Wagner’s Dream, le making of qui accompagne ces DVD, évoque le
défi technique du dispositif proposé par l’équipe canadienne Ex Machina et
ne cache rien des difficultés rencontrées pour sa réalisation. Jusqu’à
montrer quand ça n’a pas marché: à la première de Rheingold, la montée des
dieux au Walhalla est ratée et, dans l’épisode suivant, Deborah Voigt
glisse sur son rocher de Walkyrie, tombe… et attaque malgré tout avec
vaillance son «Hotojohoh»!
La belle idée, c’est un seul décor pour
l’ensemble. Constamment transformé, à l’instar des leitmotive que Wagner
fait sans cesse évoluer au cours de ces quinze heures de musique. Une
machine constituée de 24 éléments mobiles ondule ou se retourne, se disloque
ou se reforme, pour devenir tour à tour lit de fleuve ou dragon, montagne ou
forêt, grotte ou palais. D’habiles projections corrigent la dureté du
support et ajoutent poésie et onirisme. Ainsi, la forêt de Siegfried
fourmille de mille présences, pas une étincelle de manque à la forge de
Mime, Siegfried voyage sur le Rhin avec son cheval sur un «vrai» bateau.
Bref, on reste impressionné par une scénographie qui s’est voulue fidèle aux
indications du livret.
L’ennui, c’est que la mise en scène en reste à
l’imagerie, que la contrainte des praticables entrave la direction d’acteurs
(un personnage aussi mobile que Loge est retenu par un câble…) et que
l’originalité d’un propos dramaturgique affirmé se noie dans le règne du
gadget. Quant aux costumes, ils marquent un retour triomphant à ce que
Debussy appelait la ferblanterie tétralogique. Il y a pourtant quelques
visages beaux à regarder, que les gros plans mettent en valeur: les yeux
bleus de Brünnhilde se marient à ceux de Siegfried, dont la blondeur
athlétique contraste fort avec la virilité brune de son père Siegmund.

§ EXERCICE ÉCRIT A: Recopiez à l'identique les enregistrements, depuis la première ligne jusqu'à la ligne qui contient « x-tick-label: Nov 01, 2024 », celle-ci comprise.
L'extrait et les enregistrements sont indépendants l'un de l'autre.

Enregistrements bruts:
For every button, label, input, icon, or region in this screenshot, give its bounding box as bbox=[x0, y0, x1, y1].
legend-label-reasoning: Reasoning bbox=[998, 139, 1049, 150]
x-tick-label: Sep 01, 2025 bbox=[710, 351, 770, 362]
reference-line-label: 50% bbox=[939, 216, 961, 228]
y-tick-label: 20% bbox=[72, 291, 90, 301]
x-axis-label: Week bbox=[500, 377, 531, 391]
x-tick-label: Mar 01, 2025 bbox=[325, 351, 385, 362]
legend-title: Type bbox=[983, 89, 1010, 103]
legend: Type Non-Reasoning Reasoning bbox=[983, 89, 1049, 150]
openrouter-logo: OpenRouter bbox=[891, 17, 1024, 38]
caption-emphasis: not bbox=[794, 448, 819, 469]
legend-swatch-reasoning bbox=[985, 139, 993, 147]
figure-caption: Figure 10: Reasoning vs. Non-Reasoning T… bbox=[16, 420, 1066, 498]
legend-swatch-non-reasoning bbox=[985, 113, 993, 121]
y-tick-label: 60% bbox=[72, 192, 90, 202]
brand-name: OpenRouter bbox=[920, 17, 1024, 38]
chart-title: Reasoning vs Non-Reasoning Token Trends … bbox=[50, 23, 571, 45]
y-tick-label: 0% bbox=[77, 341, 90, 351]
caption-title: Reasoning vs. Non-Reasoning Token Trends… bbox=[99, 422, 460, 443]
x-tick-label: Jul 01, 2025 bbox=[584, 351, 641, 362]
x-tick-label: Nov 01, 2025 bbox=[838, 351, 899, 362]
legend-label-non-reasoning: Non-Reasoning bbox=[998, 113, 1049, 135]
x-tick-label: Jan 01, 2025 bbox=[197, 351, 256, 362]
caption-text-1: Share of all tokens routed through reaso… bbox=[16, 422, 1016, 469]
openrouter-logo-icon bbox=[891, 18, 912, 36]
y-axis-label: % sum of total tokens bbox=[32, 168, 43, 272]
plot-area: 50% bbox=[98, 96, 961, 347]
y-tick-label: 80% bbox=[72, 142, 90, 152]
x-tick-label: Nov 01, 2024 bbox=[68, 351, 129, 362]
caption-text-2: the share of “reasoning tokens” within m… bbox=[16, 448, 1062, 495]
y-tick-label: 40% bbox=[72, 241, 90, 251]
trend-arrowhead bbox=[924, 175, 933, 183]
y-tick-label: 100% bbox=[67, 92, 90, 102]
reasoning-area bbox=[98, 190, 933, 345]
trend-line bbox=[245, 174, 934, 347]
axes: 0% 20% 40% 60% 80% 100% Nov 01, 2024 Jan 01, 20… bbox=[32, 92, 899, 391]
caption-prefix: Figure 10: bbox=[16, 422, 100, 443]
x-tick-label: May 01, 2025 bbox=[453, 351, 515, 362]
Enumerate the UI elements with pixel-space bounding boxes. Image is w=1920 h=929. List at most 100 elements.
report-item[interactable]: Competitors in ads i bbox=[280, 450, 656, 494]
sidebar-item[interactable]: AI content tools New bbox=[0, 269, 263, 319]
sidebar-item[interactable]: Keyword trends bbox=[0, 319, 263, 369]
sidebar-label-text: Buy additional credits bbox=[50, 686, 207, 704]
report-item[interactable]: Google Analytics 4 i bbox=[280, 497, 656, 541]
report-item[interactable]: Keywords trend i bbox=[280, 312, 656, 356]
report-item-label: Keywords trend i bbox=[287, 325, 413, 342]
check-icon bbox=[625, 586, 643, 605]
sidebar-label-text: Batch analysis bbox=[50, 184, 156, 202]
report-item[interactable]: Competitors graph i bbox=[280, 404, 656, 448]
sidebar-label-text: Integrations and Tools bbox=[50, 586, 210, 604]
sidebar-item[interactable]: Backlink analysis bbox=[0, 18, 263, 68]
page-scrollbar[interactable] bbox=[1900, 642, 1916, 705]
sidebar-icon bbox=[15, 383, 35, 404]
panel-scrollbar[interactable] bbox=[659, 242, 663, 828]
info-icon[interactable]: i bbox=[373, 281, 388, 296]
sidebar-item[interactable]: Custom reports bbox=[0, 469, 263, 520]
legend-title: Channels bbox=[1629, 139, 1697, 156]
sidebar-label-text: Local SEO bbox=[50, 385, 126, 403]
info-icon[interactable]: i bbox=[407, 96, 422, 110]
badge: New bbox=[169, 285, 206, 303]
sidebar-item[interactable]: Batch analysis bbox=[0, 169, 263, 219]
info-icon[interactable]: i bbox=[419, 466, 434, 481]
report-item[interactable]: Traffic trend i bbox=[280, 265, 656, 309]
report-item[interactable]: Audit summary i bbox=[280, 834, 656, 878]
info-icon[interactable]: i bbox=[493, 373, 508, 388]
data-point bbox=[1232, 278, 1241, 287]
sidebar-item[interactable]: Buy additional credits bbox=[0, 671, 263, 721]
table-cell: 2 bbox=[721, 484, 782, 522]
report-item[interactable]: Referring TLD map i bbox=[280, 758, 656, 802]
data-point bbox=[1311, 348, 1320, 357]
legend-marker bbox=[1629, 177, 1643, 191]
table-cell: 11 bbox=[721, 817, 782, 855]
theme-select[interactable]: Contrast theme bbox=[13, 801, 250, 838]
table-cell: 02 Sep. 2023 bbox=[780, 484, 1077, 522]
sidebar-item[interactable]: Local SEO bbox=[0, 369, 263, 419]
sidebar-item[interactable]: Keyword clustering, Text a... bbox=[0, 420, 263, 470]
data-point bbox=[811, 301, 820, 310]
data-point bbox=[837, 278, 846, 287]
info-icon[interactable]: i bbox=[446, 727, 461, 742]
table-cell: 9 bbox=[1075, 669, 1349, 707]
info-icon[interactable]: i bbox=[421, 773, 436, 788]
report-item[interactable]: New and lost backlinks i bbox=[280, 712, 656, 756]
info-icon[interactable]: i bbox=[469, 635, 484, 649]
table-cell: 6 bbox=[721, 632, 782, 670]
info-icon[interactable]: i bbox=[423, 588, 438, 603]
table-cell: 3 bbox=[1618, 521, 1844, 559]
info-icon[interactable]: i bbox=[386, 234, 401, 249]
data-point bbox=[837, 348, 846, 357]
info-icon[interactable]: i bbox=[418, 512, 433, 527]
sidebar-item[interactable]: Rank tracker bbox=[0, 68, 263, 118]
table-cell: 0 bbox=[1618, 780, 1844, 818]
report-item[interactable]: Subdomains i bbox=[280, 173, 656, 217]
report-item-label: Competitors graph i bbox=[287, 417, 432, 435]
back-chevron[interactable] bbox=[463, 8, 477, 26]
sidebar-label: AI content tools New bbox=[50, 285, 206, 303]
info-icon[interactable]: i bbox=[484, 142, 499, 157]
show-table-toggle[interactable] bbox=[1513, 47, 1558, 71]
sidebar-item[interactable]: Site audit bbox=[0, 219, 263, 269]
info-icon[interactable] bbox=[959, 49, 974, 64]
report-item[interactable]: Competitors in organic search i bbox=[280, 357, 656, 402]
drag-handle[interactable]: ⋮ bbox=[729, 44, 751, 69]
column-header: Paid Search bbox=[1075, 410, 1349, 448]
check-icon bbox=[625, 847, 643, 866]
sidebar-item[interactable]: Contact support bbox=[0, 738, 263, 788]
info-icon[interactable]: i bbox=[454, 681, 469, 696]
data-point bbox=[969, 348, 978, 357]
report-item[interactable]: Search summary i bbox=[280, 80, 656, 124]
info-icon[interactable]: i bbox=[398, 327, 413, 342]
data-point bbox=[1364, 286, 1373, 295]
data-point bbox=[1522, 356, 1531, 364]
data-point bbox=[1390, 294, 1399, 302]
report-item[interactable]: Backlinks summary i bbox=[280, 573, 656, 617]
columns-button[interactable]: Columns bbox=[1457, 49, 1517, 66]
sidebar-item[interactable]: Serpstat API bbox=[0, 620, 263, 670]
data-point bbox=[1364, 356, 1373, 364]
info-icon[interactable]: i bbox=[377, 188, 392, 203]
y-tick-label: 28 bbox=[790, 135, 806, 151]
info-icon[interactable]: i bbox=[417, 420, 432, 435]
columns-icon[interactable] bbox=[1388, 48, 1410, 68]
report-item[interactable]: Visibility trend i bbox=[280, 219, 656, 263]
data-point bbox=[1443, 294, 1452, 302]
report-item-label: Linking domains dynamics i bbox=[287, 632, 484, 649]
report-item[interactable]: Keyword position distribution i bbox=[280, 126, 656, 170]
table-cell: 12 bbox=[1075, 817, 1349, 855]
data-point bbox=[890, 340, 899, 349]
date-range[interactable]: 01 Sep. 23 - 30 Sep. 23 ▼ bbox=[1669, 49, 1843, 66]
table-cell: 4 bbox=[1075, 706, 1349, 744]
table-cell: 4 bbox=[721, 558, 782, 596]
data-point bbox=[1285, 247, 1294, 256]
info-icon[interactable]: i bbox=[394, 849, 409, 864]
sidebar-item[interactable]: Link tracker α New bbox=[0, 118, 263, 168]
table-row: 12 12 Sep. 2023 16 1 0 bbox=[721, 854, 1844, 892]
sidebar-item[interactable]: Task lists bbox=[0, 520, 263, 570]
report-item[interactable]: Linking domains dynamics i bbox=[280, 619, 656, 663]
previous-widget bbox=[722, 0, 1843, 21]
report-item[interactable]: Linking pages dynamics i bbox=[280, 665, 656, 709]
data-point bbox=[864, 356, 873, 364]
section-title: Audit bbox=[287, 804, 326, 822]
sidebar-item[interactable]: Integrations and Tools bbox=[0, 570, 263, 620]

§ EXERCICE ÉCRIT B: Dites si chacun des énoncés suivants est conforme à l'extrait en répondant par oui ou non, et citez mot pour mot les mots de l'extrait qui en décident. (i) Le décor unique est une machine composée de 24 éléments mobiles. (ii) Après sa chute, Deborah Voigt renonce à chanter son « Hotojohoh ». (iii) Siegmund est décrit comme blond.

§ RÉPONSE ATTENDUE A:
For every button, label, input, icon, or region in this screenshot, give its bounding box as bbox=[x0, y0, x1, y1].
legend-label-reasoning: Reasoning bbox=[998, 139, 1049, 150]
x-tick-label: Sep 01, 2025 bbox=[710, 351, 770, 362]
reference-line-label: 50% bbox=[939, 216, 961, 228]
y-tick-label: 20% bbox=[72, 291, 90, 301]
x-axis-label: Week bbox=[500, 377, 531, 391]
x-tick-label: Mar 01, 2025 bbox=[325, 351, 385, 362]
legend-title: Type bbox=[983, 89, 1010, 103]
legend: Type Non-Reasoning Reasoning bbox=[983, 89, 1049, 150]
openrouter-logo: OpenRouter bbox=[891, 17, 1024, 38]
caption-emphasis: not bbox=[794, 448, 819, 469]
legend-swatch-reasoning bbox=[985, 139, 993, 147]
figure-caption: Figure 10: Reasoning vs. Non-Reasoning T… bbox=[16, 420, 1066, 498]
legend-swatch-non-reasoning bbox=[985, 113, 993, 121]
y-tick-label: 60% bbox=[72, 192, 90, 202]
brand-name: OpenRouter bbox=[920, 17, 1024, 38]
chart-title: Reasoning vs Non-Reasoning Token Trends … bbox=[50, 23, 571, 45]
y-tick-label: 0% bbox=[77, 341, 90, 351]
caption-title: Reasoning vs. Non-Reasoning Token Trends… bbox=[99, 422, 460, 443]
x-tick-label: Jul 01, 2025 bbox=[584, 351, 641, 362]
x-tick-label: Nov 01, 2025 bbox=[838, 351, 899, 362]
legend-label-non-reasoning: Non-Reasoning bbox=[998, 113, 1049, 135]
x-tick-label: Jan 01, 2025 bbox=[197, 351, 256, 362]
caption-text-1: Share of all tokens routed through reaso… bbox=[16, 422, 1016, 469]
openrouter-logo-icon bbox=[891, 18, 912, 36]
y-axis-label: % sum of total tokens bbox=[32, 168, 43, 272]
plot-area: 50% bbox=[98, 96, 961, 347]
y-tick-label: 80% bbox=[72, 142, 90, 152]
x-tick-label: Nov 01, 2024 bbox=[68, 351, 129, 362]

§ RÉPONSE ATTENDUE B:
(i) Oui : « Une machine constituée de 24 éléments mobiles »
(ii) Non : « et attaque malgré tout avec vaillance son «Hotojohoh» »
(iii) Non : « la virilité brune de son père Siegmund »